## To do:
a) Duplicate the part of the macOS automation server README that opens with the words containing "What It Does That" and closes with "(Use bash Instead)".
b) Resume the README about the macos-sys-assist automation server, writing on from its final line.

____ Text

This server doesn't publish a one-line install command. Follow the setup in the source repository.

Summary

A secure, constraint-based macOS OS-level automation MCP server for AI assistants.

README.md

macos-sys-assist

A focused macOS automation MCP server for reliable input simulation, window management, and window-specific screenshots — the three things AppleScript and bash do poorly.

![Python 3.11+](https://python.org) ![License: MIT](LICENSE) ![MCP Compatible](https://modelcontextprotocol.io)

---

What Is This?

macos-sys-assist is a Python-based MCP server that fills the gaps where bash + Chrome DevTools fall short. It uses pyobjc (native macOS APIs) and Core Graphics for low-level input simulation — more reliable than AppleScript's keystroke.

What It Does That bash/CDP Can't

| Capability | Why Not bash/CDP | |---|---| | Core Graphics click/type/key | AppleScript keystroke misses keys or fails silently. This uses CGEventPost — the same API macOS uses internally. | | Window-specific screenshots | bash screencapture captures the full screen; cropping is tedious. This captures just the window you want. | | Precise window geometry | osascript returns position inconsistently. This uses the Accessibility API for accurate pixel-level data. | | Multi-app window layouts | Arrange 3+ apps at specific positions in one command. bash needs multiple chained osascript calls. |

What It Does NOT Do (Use bash Instead)

________
____ Information provided

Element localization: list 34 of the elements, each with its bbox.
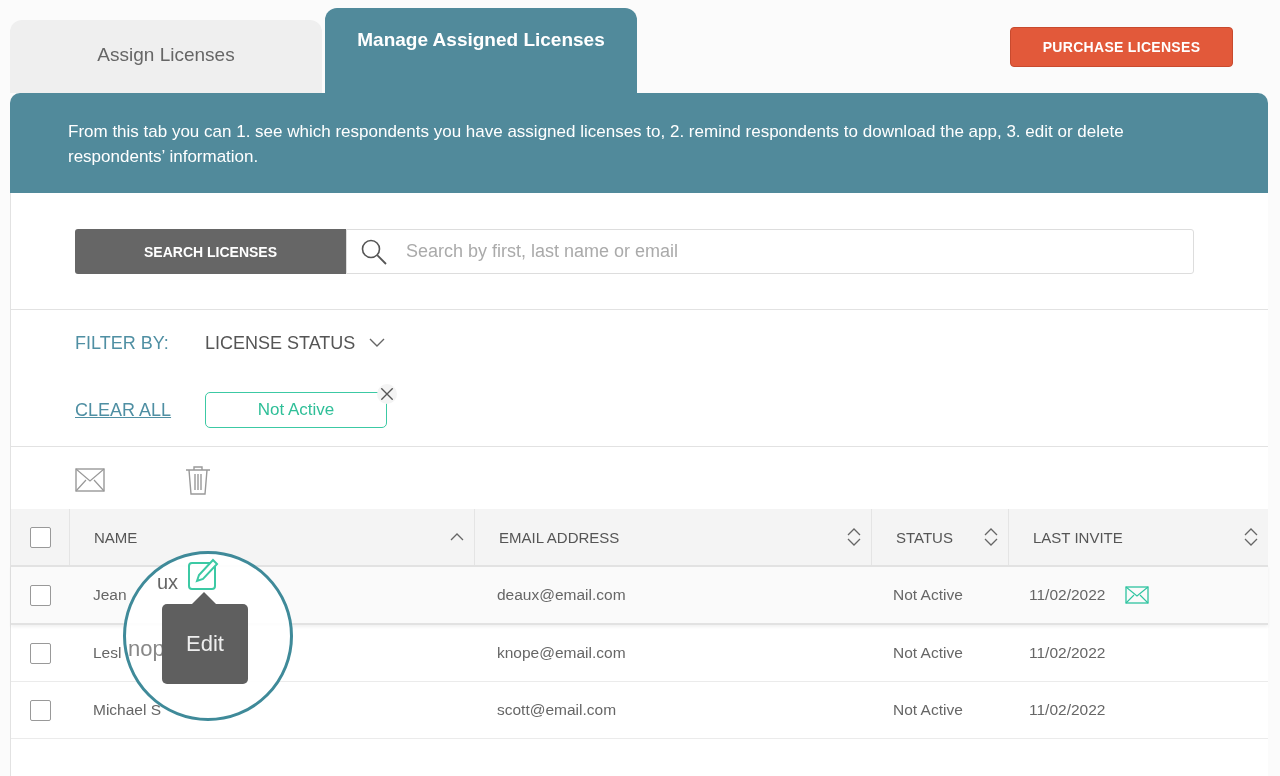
name-cell: Jean [93, 586, 127, 604]
chevron-icon [369, 338, 386, 348]
name-cell: Lesl [93, 644, 122, 662]
purchase-button[interactable]: PURCHASE LICENSES [1010, 27, 1233, 67]
select-all-checkbox[interactable] [29, 526, 51, 548]
email-cell: knope@email.com [497, 644, 626, 662]
mail-icon[interactable] [75, 468, 105, 492]
date-cell: 11/02/2022 [1029, 586, 1106, 604]
info-text: From this tab you can 1. see which respondents you have assigned licenses to, 2. remind respondents to download the app, 3. edit or delete respondents’ information. [68, 122, 1124, 166]
tooltip-text: Edit [186, 631, 224, 657]
status-cell: Not Active [893, 701, 963, 719]
status-cell: Not Active [893, 644, 963, 662]
email-cell: deaux@email.com [497, 586, 626, 604]
close-icon[interactable] [377, 384, 397, 404]
search-icon [360, 237, 388, 266]
name-cell: Michael S [93, 701, 162, 719]
row-checkbox[interactable] [29, 699, 51, 721]
tab[interactable]: Assign Licenses [10, 20, 322, 93]
column-header[interactable]: LAST INVITE [1009, 509, 1268, 565]
email-cell: scott@email.com [497, 701, 617, 719]
trash-icon[interactable] [185, 465, 211, 495]
row-checkbox[interactable] [29, 584, 51, 606]
date-cell: 11/02/2022 [1029, 644, 1106, 662]
mail-icon[interactable] [1125, 586, 1150, 604]
filter-label: FILTER BY: [75, 332, 170, 354]
row-checkbox[interactable] [29, 642, 51, 664]
magnified-text: ux [157, 571, 179, 594]
status-cell: Not Active [893, 586, 963, 604]
date-cell: 11/02/2022 [1029, 701, 1106, 719]
license-status-dropdown[interactable]: LICENSE STATUS [205, 332, 386, 354]
edit-icon[interactable] [187, 557, 219, 591]
clear-all-link[interactable]: CLEAR ALL [75, 399, 205, 421]
search-button[interactable]: SEARCH LICENSES [75, 229, 346, 274]
tab[interactable]: Manage Assigned Licenses [325, 8, 637, 93]
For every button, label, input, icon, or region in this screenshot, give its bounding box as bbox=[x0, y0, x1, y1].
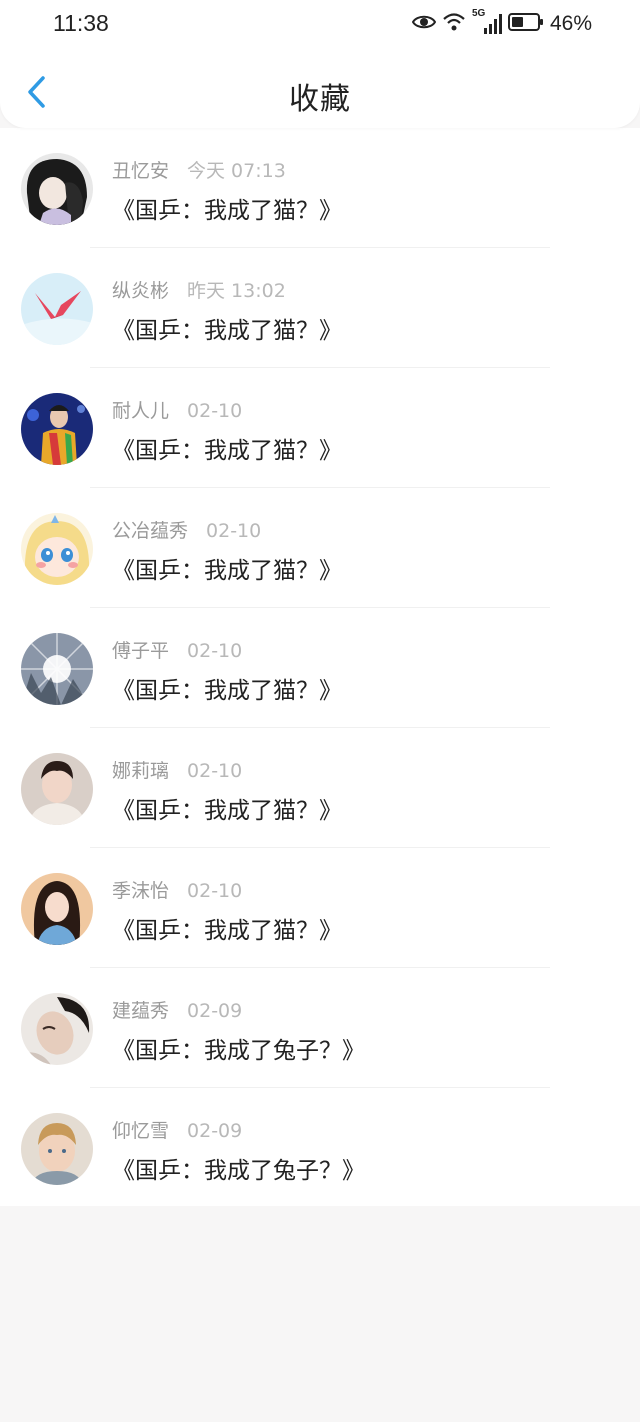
avatar bbox=[21, 153, 93, 225]
user-name: 傅子平 bbox=[112, 640, 170, 662]
favorite-item[interactable]: 纵炎彬 昨天 13:02 《国乒：我成了猫？》 bbox=[0, 248, 640, 368]
eye-icon bbox=[411, 13, 437, 35]
favorite-item[interactable]: 娜莉璃 02-10 《国乒：我成了猫？》 bbox=[0, 728, 640, 848]
avatar bbox=[21, 993, 93, 1065]
navigation-bar: 收藏 bbox=[0, 60, 640, 128]
item-time: 02-09 bbox=[187, 1120, 243, 1142]
item-title: 《国乒：我成了猫？》 bbox=[112, 798, 342, 824]
avatar bbox=[21, 513, 93, 585]
item-title: 《国乒：我成了猫？》 bbox=[112, 198, 342, 224]
status-icons: 5G 46% bbox=[411, 8, 592, 38]
user-name: 建蕴秀 bbox=[112, 1000, 170, 1022]
avatar bbox=[21, 1113, 93, 1185]
item-title: 《国乒：我成了猫？》 bbox=[112, 918, 342, 944]
item-meta: 耐人儿 02-10 bbox=[112, 396, 242, 423]
item-time: 02-10 bbox=[187, 400, 243, 422]
favorites-screen: 11:38 5G 46% 收藏 丑忆安 今天 07:13 《国乒：我成了猫？》 … bbox=[0, 0, 640, 1422]
status-bar: 11:38 5G 46% bbox=[0, 0, 640, 48]
item-meta: 季沫怡 02-10 bbox=[112, 876, 242, 903]
user-name: 仰忆雪 bbox=[112, 1120, 170, 1142]
item-time: 今天 07:13 bbox=[187, 160, 286, 182]
favorite-item[interactable]: 季沫怡 02-10 《国乒：我成了猫？》 bbox=[0, 848, 640, 968]
battery-icon bbox=[507, 12, 544, 36]
avatar bbox=[21, 273, 93, 345]
item-time: 02-10 bbox=[187, 640, 243, 662]
item-time: 02-10 bbox=[187, 880, 243, 902]
item-title: 《国乒：我成了兔子？》 bbox=[112, 1158, 365, 1184]
header: 11:38 5G 46% 收藏 bbox=[0, 0, 640, 128]
user-name: 纵炎彬 bbox=[112, 280, 170, 302]
page-title: 收藏 bbox=[289, 82, 351, 117]
user-name: 公冶蕴秀 bbox=[112, 520, 189, 542]
item-meta: 纵炎彬 昨天 13:02 bbox=[112, 276, 286, 303]
item-meta: 丑忆安 今天 07:13 bbox=[112, 156, 286, 183]
favorite-item[interactable]: 建蕴秀 02-09 《国乒：我成了兔子？》 bbox=[0, 968, 640, 1088]
avatar bbox=[21, 633, 93, 705]
avatar bbox=[21, 753, 93, 825]
item-title: 《国乒：我成了猫？》 bbox=[112, 438, 342, 464]
item-time: 昨天 13:02 bbox=[187, 280, 286, 302]
item-title: 《国乒：我成了兔子？》 bbox=[112, 1038, 365, 1064]
item-title: 《国乒：我成了猫？》 bbox=[112, 318, 342, 344]
item-time: 02-09 bbox=[187, 1000, 243, 1022]
item-title: 《国乒：我成了猫？》 bbox=[112, 678, 342, 704]
favorite-item[interactable]: 丑忆安 今天 07:13 《国乒：我成了猫？》 bbox=[0, 128, 640, 248]
user-name: 丑忆安 bbox=[112, 160, 170, 182]
favorites-list: 丑忆安 今天 07:13 《国乒：我成了猫？》 纵炎彬 昨天 13:02 《国乒：我… bbox=[0, 128, 640, 1206]
item-title: 《国乒：我成了猫？》 bbox=[112, 558, 342, 584]
item-meta: 公冶蕴秀 02-10 bbox=[112, 516, 261, 543]
item-meta: 仰忆雪 02-09 bbox=[112, 1116, 242, 1143]
item-time: 02-10 bbox=[206, 520, 262, 542]
signal-icon: 5G bbox=[472, 8, 502, 36]
favorite-item[interactable]: 公冶蕴秀 02-10 《国乒：我成了猫？》 bbox=[0, 488, 640, 608]
user-name: 娜莉璃 bbox=[112, 760, 170, 782]
favorite-item[interactable]: 仰忆雪 02-09 《国乒：我成了兔子？》 bbox=[0, 1088, 640, 1208]
item-time: 02-10 bbox=[187, 760, 243, 782]
battery-percent: 46% bbox=[549, 12, 592, 35]
favorite-item[interactable]: 耐人儿 02-10 《国乒：我成了猫？》 bbox=[0, 368, 640, 488]
avatar bbox=[21, 873, 93, 945]
item-meta: 建蕴秀 02-09 bbox=[112, 996, 242, 1023]
user-name: 季沫怡 bbox=[112, 880, 170, 902]
favorite-item[interactable]: 傅子平 02-10 《国乒：我成了猫？》 bbox=[0, 608, 640, 728]
avatar bbox=[21, 393, 93, 465]
wifi-icon bbox=[442, 12, 466, 36]
status-time: 11:38 bbox=[53, 10, 109, 36]
user-name: 耐人儿 bbox=[112, 400, 170, 422]
item-meta: 娜莉璃 02-10 bbox=[112, 756, 242, 783]
item-meta: 傅子平 02-10 bbox=[112, 636, 242, 663]
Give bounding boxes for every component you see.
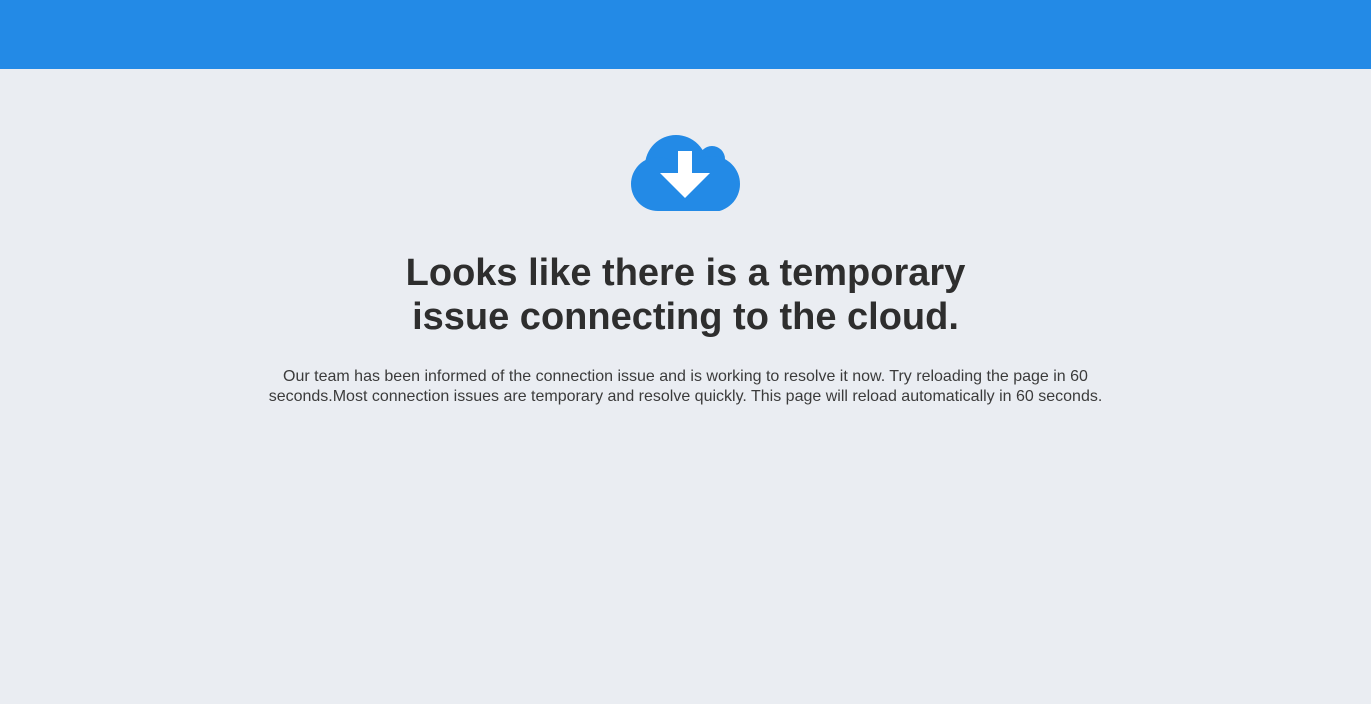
cloud-download-icon	[630, 129, 742, 211]
top-bar	[0, 0, 1371, 69]
error-content: Looks like there is a temporary issue co…	[0, 69, 1371, 407]
error-title: Looks like there is a temporary issue co…	[405, 252, 966, 338]
error-message: Our team has been informed of the connec…	[268, 368, 1103, 405]
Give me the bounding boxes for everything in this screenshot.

________

## Task results:
a)
What It Does That bash/CDP Can't

| Capability | Why Not bash/CDP | |---|---| | Core Graphics click/type/key | AppleScript keystroke misses keys or fails silently. This uses CGEventPost — the same API macOS uses internally. | | Window-specific screenshots | bash screencapture captures the full screen; cropping is tedious. This captures just the window you want. | | Precise window geometry | osascript returns position inconsistently. This uses the Accessibility API for accurate pixel-level data. | | Multi-app window layouts | Arrange 3+ apps at specific positions in one command. bash needs multiple chained osascript calls. |

What It Does NOT Do (Use bash Instead)

b)
| Tool | Why Use bash | |---|---| | Finding files | find / mdfind are simpler | | Reading files | cat / python3 -c | | Opening files | open command | | App queries | osascript -e 'tell app "System Events"...' | | Clipboard | pbpaste / pbcopy | | Screen resolution | system_profiler SPDisplaysDataType |

---

Quick Start

Installation

git clone https://github.com/YOUR_USERNAME/macos-sys-assist.git
cd macos-sys-assist
./setup.sh

Grant Permissions

  1. Accessibility — System Settings → Privacy & Security → Accessibility → Add Terminal/Python
  2. Screen Recording (for screenshots) — System Settings → Privacy & Security → Screen Recording → Add Terminal/Python

Configure Apps

Edit allowed_apps.json to control which apps can be automated.

---

Usage

Standalone Mode

./run.sh

OpenCode Integration

Add to opencode.jsonc:

"mcp": {
  "macos-sys-assist": {
    "type": "local",
    "command": ["/path/to/macos-sys-assist/run.sh"],
    "enabled": true
  }
}

Direct Python Usage (via bash)

.venv/bin/python3 -c "
import sys
sys.path.insert(0, '.')
from macos.input import InputSimulator
InputSimulator().click_at(100, 200, 'left')
"

---

Tool Reference

Input Simulation (Core Graphics)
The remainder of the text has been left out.